* Aim
Copy out each line of the data holding "PINN".

* Raw records
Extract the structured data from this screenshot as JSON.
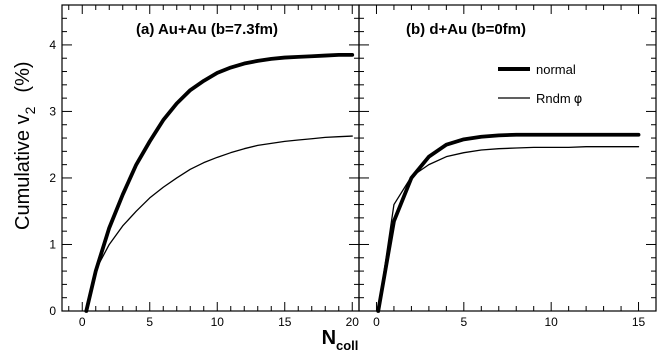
{
  "chart_data": [
    {
      "type": "line",
      "panel": "a",
      "title": "(a) Au+Au (b=7.3fm)",
      "xlabel": "N",
      "xlabel_subscript": "coll",
      "ylabel": "Cumulative v",
      "ylabel_subscript": "2",
      "ylabel_unit": "(%)",
      "xlim": [
        -1.5,
        20.5
      ],
      "ylim": [
        0,
        4.6
      ],
      "xticks": [
        0,
        5,
        10,
        15,
        20
      ],
      "yticks": [
        0,
        1,
        2,
        3,
        4
      ],
      "series": [
        {
          "name": "normal",
          "style": "thick",
          "x": [
            0.3,
            1,
            2,
            3,
            4,
            5,
            6,
            7,
            8,
            9,
            10,
            11,
            12,
            13,
            14,
            15,
            16,
            17,
            18,
            19,
            20
          ],
          "y": [
            0,
            0.6,
            1.25,
            1.75,
            2.2,
            2.55,
            2.87,
            3.12,
            3.32,
            3.46,
            3.58,
            3.66,
            3.72,
            3.76,
            3.79,
            3.81,
            3.82,
            3.83,
            3.84,
            3.85,
            3.85
          ]
        },
        {
          "name": "Rndm φ",
          "style": "thin",
          "x": [
            0.3,
            1,
            2,
            3,
            4,
            5,
            6,
            7,
            8,
            9,
            10,
            11,
            12,
            13,
            14,
            15,
            16,
            17,
            18,
            19,
            20
          ],
          "y": [
            0,
            0.62,
            1.0,
            1.28,
            1.5,
            1.7,
            1.86,
            2.0,
            2.13,
            2.23,
            2.31,
            2.38,
            2.44,
            2.49,
            2.52,
            2.55,
            2.57,
            2.59,
            2.61,
            2.62,
            2.63
          ]
        }
      ]
    },
    {
      "type": "line",
      "panel": "b",
      "title": "(b) d+Au (b=0fm)",
      "xlim": [
        -1,
        16
      ],
      "ylim": [
        0,
        4.6
      ],
      "xticks": [
        0,
        5,
        10,
        15
      ],
      "legend": {
        "position": "top-right",
        "entries": [
          "normal",
          "Rndm"
        ],
        "phi_symbol": "φ"
      },
      "series": [
        {
          "name": "normal",
          "style": "thick",
          "x": [
            0.1,
            1,
            2,
            3,
            4,
            5,
            6,
            7,
            8,
            9,
            10,
            11,
            12,
            13,
            14,
            15
          ],
          "y": [
            0,
            1.35,
            2.0,
            2.32,
            2.5,
            2.58,
            2.62,
            2.64,
            2.65,
            2.65,
            2.65,
            2.65,
            2.65,
            2.65,
            2.65,
            2.65
          ]
        },
        {
          "name": "Rndm φ",
          "style": "thin",
          "x": [
            0.1,
            1,
            2,
            3,
            4,
            5,
            6,
            7,
            8,
            9,
            10,
            11,
            12,
            13,
            14,
            15
          ],
          "y": [
            0,
            1.6,
            2.02,
            2.2,
            2.32,
            2.38,
            2.42,
            2.44,
            2.45,
            2.46,
            2.46,
            2.46,
            2.47,
            2.47,
            2.47,
            2.47
          ]
        }
      ]
    }
  ]
}
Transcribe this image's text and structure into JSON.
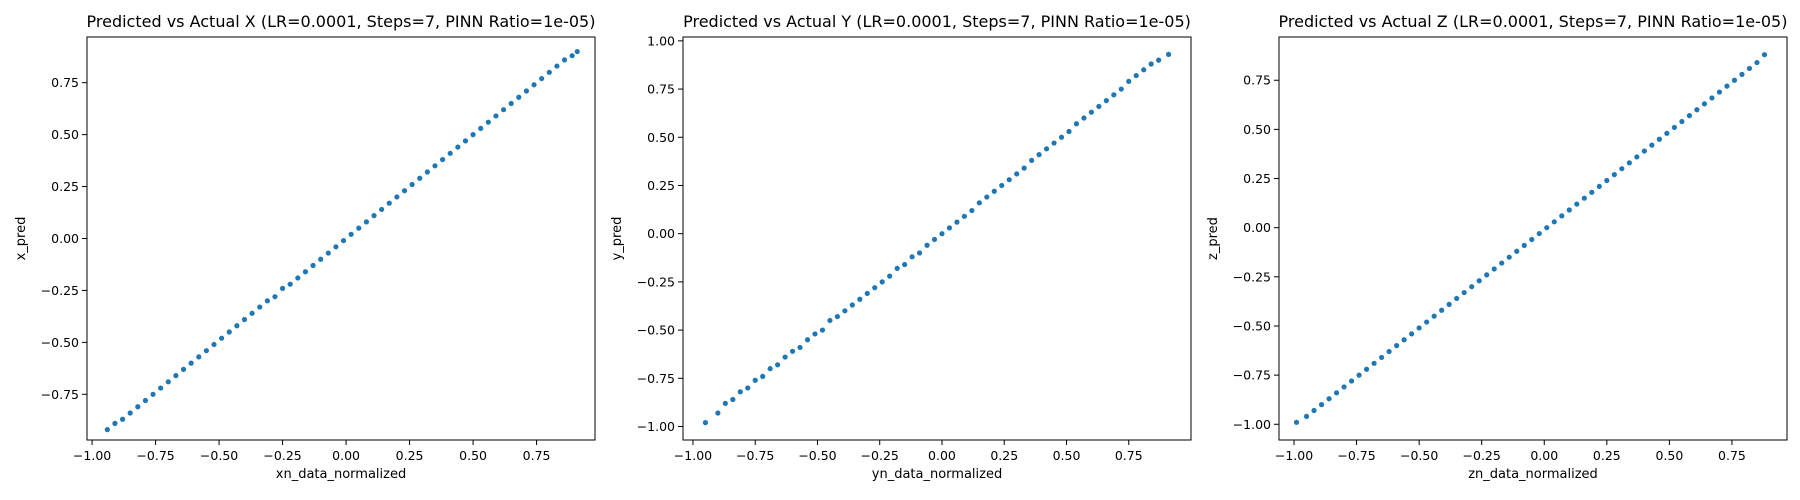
{
  "colors": {
    "marker": "#1f77b4",
    "axes": "#000000",
    "background": "#ffffff"
  },
  "chart_data": [
    {
      "type": "scatter",
      "title": "Predicted vs Actual X (LR=0.0001, Steps=7, PINN Ratio=1e-05)",
      "xlabel": "xn_data_normalized",
      "ylabel": "x_pred",
      "xlim": [
        -1.02,
        0.98
      ],
      "ylim": [
        -0.97,
        0.97
      ],
      "xticks": [
        -1.0,
        -0.75,
        -0.5,
        -0.25,
        0.0,
        0.25,
        0.5,
        0.75
      ],
      "xtick_labels": [
        "−1.00",
        "−0.75",
        "−0.50",
        "−0.25",
        "0.00",
        "0.25",
        "0.50",
        "0.75"
      ],
      "yticks": [
        -0.75,
        -0.5,
        -0.25,
        0.0,
        0.25,
        0.5,
        0.75
      ],
      "ytick_labels": [
        "−0.75",
        "−0.50",
        "−0.25",
        "0.00",
        "0.25",
        "0.50",
        "0.75"
      ],
      "grid": false,
      "series": [
        {
          "x": [
            -0.94,
            -0.91,
            -0.88,
            -0.85,
            -0.82,
            -0.79,
            -0.76,
            -0.73,
            -0.7,
            -0.67,
            -0.64,
            -0.61,
            -0.58,
            -0.55,
            -0.52,
            -0.49,
            -0.46,
            -0.43,
            -0.4,
            -0.37,
            -0.34,
            -0.31,
            -0.28,
            -0.25,
            -0.22,
            -0.19,
            -0.16,
            -0.13,
            -0.1,
            -0.07,
            -0.04,
            -0.01,
            0.02,
            0.05,
            0.08,
            0.11,
            0.14,
            0.17,
            0.2,
            0.23,
            0.26,
            0.29,
            0.32,
            0.35,
            0.38,
            0.41,
            0.44,
            0.47,
            0.5,
            0.53,
            0.56,
            0.59,
            0.62,
            0.65,
            0.68,
            0.71,
            0.74,
            0.77,
            0.8,
            0.83,
            0.86,
            0.89,
            0.91
          ],
          "y": [
            -0.92,
            -0.89,
            -0.87,
            -0.84,
            -0.81,
            -0.78,
            -0.75,
            -0.72,
            -0.69,
            -0.66,
            -0.63,
            -0.6,
            -0.57,
            -0.54,
            -0.51,
            -0.48,
            -0.45,
            -0.42,
            -0.39,
            -0.36,
            -0.33,
            -0.3,
            -0.28,
            -0.24,
            -0.22,
            -0.19,
            -0.16,
            -0.13,
            -0.1,
            -0.07,
            -0.04,
            -0.01,
            0.02,
            0.05,
            0.08,
            0.11,
            0.14,
            0.17,
            0.2,
            0.23,
            0.26,
            0.29,
            0.32,
            0.35,
            0.38,
            0.41,
            0.44,
            0.47,
            0.5,
            0.53,
            0.56,
            0.59,
            0.62,
            0.65,
            0.68,
            0.71,
            0.74,
            0.77,
            0.8,
            0.83,
            0.86,
            0.88,
            0.9
          ]
        }
      ]
    },
    {
      "type": "scatter",
      "title": "Predicted vs Actual Y (LR=0.0001, Steps=7, PINN Ratio=1e-05)",
      "xlabel": "yn_data_normalized",
      "ylabel": "y_pred",
      "xlim": [
        -1.04,
        1.0
      ],
      "ylim": [
        -1.07,
        1.02
      ],
      "xticks": [
        -1.0,
        -0.75,
        -0.5,
        -0.25,
        0.0,
        0.25,
        0.5,
        0.75
      ],
      "xtick_labels": [
        "−1.00",
        "−0.75",
        "−0.50",
        "−0.25",
        "0.00",
        "0.25",
        "0.50",
        "0.75"
      ],
      "yticks": [
        -1.0,
        -0.75,
        -0.5,
        -0.25,
        0.0,
        0.25,
        0.5,
        0.75,
        1.0
      ],
      "ytick_labels": [
        "−1.00",
        "−0.75",
        "−0.50",
        "−0.25",
        "0.00",
        "0.25",
        "0.50",
        "0.75",
        "1.00"
      ],
      "grid": false,
      "series": [
        {
          "x": [
            -0.95,
            -0.9,
            -0.87,
            -0.84,
            -0.81,
            -0.78,
            -0.75,
            -0.72,
            -0.69,
            -0.66,
            -0.63,
            -0.6,
            -0.57,
            -0.54,
            -0.51,
            -0.48,
            -0.45,
            -0.42,
            -0.39,
            -0.36,
            -0.33,
            -0.3,
            -0.27,
            -0.24,
            -0.21,
            -0.18,
            -0.15,
            -0.12,
            -0.09,
            -0.06,
            -0.03,
            0.0,
            0.03,
            0.06,
            0.09,
            0.12,
            0.15,
            0.18,
            0.21,
            0.24,
            0.27,
            0.3,
            0.33,
            0.36,
            0.39,
            0.42,
            0.45,
            0.48,
            0.51,
            0.54,
            0.57,
            0.6,
            0.63,
            0.66,
            0.69,
            0.72,
            0.75,
            0.78,
            0.81,
            0.84,
            0.87,
            0.91
          ],
          "y": [
            -0.98,
            -0.93,
            -0.88,
            -0.86,
            -0.82,
            -0.8,
            -0.76,
            -0.74,
            -0.7,
            -0.68,
            -0.64,
            -0.61,
            -0.59,
            -0.55,
            -0.52,
            -0.5,
            -0.45,
            -0.43,
            -0.4,
            -0.37,
            -0.34,
            -0.31,
            -0.28,
            -0.25,
            -0.22,
            -0.18,
            -0.16,
            -0.12,
            -0.1,
            -0.06,
            -0.03,
            0.0,
            0.03,
            0.06,
            0.09,
            0.12,
            0.16,
            0.19,
            0.22,
            0.25,
            0.28,
            0.31,
            0.34,
            0.38,
            0.41,
            0.44,
            0.47,
            0.5,
            0.53,
            0.57,
            0.6,
            0.63,
            0.66,
            0.69,
            0.72,
            0.75,
            0.79,
            0.82,
            0.85,
            0.88,
            0.9,
            0.93
          ]
        }
      ]
    },
    {
      "type": "scatter",
      "title": "Predicted vs Actual Z (LR=0.0001, Steps=7, PINN Ratio=1e-05)",
      "xlabel": "zn_data_normalized",
      "ylabel": "z_pred",
      "xlim": [
        -1.06,
        0.97
      ],
      "ylim": [
        -1.08,
        0.97
      ],
      "xticks": [
        -1.0,
        -0.75,
        -0.5,
        -0.25,
        0.0,
        0.25,
        0.5,
        0.75
      ],
      "xtick_labels": [
        "−1.00",
        "−0.75",
        "−0.50",
        "−0.25",
        "0.00",
        "0.25",
        "0.50",
        "0.75"
      ],
      "yticks": [
        -1.0,
        -0.75,
        -0.5,
        -0.25,
        0.0,
        0.25,
        0.5,
        0.75
      ],
      "ytick_labels": [
        "−1.00",
        "−0.75",
        "−0.50",
        "−0.25",
        "0.00",
        "0.25",
        "0.50",
        "0.75"
      ],
      "grid": false,
      "series": [
        {
          "x": [
            -0.99,
            -0.95,
            -0.92,
            -0.89,
            -0.86,
            -0.83,
            -0.8,
            -0.77,
            -0.74,
            -0.71,
            -0.68,
            -0.65,
            -0.62,
            -0.59,
            -0.56,
            -0.53,
            -0.5,
            -0.47,
            -0.44,
            -0.41,
            -0.38,
            -0.35,
            -0.32,
            -0.29,
            -0.26,
            -0.23,
            -0.2,
            -0.17,
            -0.14,
            -0.11,
            -0.08,
            -0.05,
            -0.02,
            0.01,
            0.04,
            0.07,
            0.1,
            0.13,
            0.16,
            0.19,
            0.22,
            0.25,
            0.28,
            0.31,
            0.34,
            0.37,
            0.4,
            0.43,
            0.46,
            0.49,
            0.52,
            0.55,
            0.58,
            0.61,
            0.64,
            0.67,
            0.7,
            0.73,
            0.76,
            0.79,
            0.82,
            0.85,
            0.88
          ],
          "y": [
            -0.99,
            -0.96,
            -0.93,
            -0.9,
            -0.87,
            -0.84,
            -0.81,
            -0.78,
            -0.75,
            -0.72,
            -0.69,
            -0.66,
            -0.63,
            -0.6,
            -0.57,
            -0.54,
            -0.51,
            -0.48,
            -0.45,
            -0.42,
            -0.39,
            -0.36,
            -0.33,
            -0.3,
            -0.27,
            -0.24,
            -0.21,
            -0.18,
            -0.15,
            -0.12,
            -0.09,
            -0.06,
            -0.03,
            0.0,
            0.03,
            0.06,
            0.09,
            0.12,
            0.15,
            0.18,
            0.21,
            0.24,
            0.27,
            0.3,
            0.33,
            0.36,
            0.39,
            0.42,
            0.45,
            0.48,
            0.51,
            0.54,
            0.57,
            0.6,
            0.63,
            0.66,
            0.69,
            0.72,
            0.75,
            0.78,
            0.81,
            0.84,
            0.88
          ]
        }
      ]
    }
  ]
}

* Reply
      "title": "Predicted vs Actual X (LR=0.0001, Steps=7, PINN Ratio=1e-05)",
      "title": "Predicted vs Actual Y (LR=0.0001, Steps=7, PINN Ratio=1e-05)",
      "title": "Predicted vs Actual Z (LR=0.0001, Steps=7, PINN Ratio=1e-05)",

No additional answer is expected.